- **To do**: Take from the listing each line that has the string "last".

[Collection entries]

** Begin **

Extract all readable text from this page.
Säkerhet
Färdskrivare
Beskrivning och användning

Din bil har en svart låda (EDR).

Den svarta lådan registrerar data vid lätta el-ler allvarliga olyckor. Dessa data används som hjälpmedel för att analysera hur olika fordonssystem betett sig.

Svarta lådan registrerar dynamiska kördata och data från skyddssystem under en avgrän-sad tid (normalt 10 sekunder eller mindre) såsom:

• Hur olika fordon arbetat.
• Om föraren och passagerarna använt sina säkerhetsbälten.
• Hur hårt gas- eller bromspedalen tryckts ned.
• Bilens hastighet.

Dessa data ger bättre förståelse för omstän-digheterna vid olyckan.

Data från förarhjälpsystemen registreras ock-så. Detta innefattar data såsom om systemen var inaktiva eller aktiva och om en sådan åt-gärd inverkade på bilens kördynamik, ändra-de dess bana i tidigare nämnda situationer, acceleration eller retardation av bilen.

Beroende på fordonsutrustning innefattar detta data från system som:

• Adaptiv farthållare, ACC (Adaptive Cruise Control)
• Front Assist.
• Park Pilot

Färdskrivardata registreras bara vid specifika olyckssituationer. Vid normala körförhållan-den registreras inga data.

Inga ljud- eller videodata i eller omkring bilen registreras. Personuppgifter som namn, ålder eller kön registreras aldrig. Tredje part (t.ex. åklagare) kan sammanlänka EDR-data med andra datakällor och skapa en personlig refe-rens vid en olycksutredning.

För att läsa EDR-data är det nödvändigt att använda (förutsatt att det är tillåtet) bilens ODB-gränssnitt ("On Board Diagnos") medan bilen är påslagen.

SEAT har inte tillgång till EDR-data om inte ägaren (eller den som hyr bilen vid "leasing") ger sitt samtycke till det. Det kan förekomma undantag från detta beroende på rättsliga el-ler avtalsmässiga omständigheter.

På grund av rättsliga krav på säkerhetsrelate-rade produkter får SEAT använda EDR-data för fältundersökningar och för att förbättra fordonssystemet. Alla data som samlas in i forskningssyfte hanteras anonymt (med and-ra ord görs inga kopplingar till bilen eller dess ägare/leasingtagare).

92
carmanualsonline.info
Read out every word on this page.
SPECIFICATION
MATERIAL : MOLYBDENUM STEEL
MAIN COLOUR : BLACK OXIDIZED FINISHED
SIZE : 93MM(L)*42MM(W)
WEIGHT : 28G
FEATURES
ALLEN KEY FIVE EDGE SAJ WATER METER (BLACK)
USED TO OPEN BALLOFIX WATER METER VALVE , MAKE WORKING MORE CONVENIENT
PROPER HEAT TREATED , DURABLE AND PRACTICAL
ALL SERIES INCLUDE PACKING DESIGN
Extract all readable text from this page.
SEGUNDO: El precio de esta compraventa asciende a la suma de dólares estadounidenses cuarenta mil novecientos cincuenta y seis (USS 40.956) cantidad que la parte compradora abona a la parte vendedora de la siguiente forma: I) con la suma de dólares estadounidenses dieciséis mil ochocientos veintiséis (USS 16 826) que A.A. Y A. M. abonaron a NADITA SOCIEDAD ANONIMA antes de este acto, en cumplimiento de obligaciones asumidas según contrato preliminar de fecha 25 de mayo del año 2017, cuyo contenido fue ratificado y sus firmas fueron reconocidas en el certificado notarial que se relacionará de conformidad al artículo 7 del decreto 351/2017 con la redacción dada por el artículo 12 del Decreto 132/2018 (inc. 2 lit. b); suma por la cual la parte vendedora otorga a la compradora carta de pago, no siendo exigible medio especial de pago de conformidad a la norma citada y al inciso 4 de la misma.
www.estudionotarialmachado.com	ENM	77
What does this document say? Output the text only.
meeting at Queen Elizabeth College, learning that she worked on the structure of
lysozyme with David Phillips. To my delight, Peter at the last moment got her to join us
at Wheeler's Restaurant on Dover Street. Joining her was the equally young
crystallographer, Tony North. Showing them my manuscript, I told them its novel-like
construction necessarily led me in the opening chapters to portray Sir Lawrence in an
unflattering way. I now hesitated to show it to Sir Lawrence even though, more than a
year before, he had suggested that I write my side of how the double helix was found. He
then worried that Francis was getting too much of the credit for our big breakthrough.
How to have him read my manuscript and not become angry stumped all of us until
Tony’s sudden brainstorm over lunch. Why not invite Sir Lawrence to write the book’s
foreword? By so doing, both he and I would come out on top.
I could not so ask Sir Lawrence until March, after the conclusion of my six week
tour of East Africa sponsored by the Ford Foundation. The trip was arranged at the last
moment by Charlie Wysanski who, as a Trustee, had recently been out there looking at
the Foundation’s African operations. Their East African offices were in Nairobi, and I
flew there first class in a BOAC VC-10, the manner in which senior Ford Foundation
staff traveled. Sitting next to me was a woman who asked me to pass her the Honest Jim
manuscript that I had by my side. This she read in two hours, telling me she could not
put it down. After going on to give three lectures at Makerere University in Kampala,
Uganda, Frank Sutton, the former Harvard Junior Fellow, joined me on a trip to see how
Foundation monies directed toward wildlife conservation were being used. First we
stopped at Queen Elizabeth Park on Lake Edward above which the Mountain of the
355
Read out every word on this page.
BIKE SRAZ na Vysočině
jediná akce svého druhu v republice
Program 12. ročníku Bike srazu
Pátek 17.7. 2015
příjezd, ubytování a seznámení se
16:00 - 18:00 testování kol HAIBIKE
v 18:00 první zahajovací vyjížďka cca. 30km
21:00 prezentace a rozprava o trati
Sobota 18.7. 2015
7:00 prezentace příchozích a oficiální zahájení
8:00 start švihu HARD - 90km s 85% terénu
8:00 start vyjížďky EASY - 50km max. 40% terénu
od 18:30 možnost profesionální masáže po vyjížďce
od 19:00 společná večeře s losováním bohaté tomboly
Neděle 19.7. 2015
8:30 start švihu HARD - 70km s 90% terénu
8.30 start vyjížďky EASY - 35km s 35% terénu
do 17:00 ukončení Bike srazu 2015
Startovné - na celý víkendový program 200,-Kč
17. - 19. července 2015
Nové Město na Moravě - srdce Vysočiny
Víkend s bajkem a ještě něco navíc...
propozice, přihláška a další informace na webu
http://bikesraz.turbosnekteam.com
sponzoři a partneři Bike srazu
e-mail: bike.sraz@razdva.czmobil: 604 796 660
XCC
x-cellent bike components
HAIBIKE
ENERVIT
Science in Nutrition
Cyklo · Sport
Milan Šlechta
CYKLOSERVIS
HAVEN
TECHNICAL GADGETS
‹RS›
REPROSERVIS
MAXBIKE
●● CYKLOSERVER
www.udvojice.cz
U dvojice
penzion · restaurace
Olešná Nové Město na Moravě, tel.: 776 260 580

** End **

- **Reply**:
lysozyme with David Phillips. To my delight, Peter at the last moment got her to join us
tour of East Africa sponsored by the Ford Foundation. The trip was arranged at the last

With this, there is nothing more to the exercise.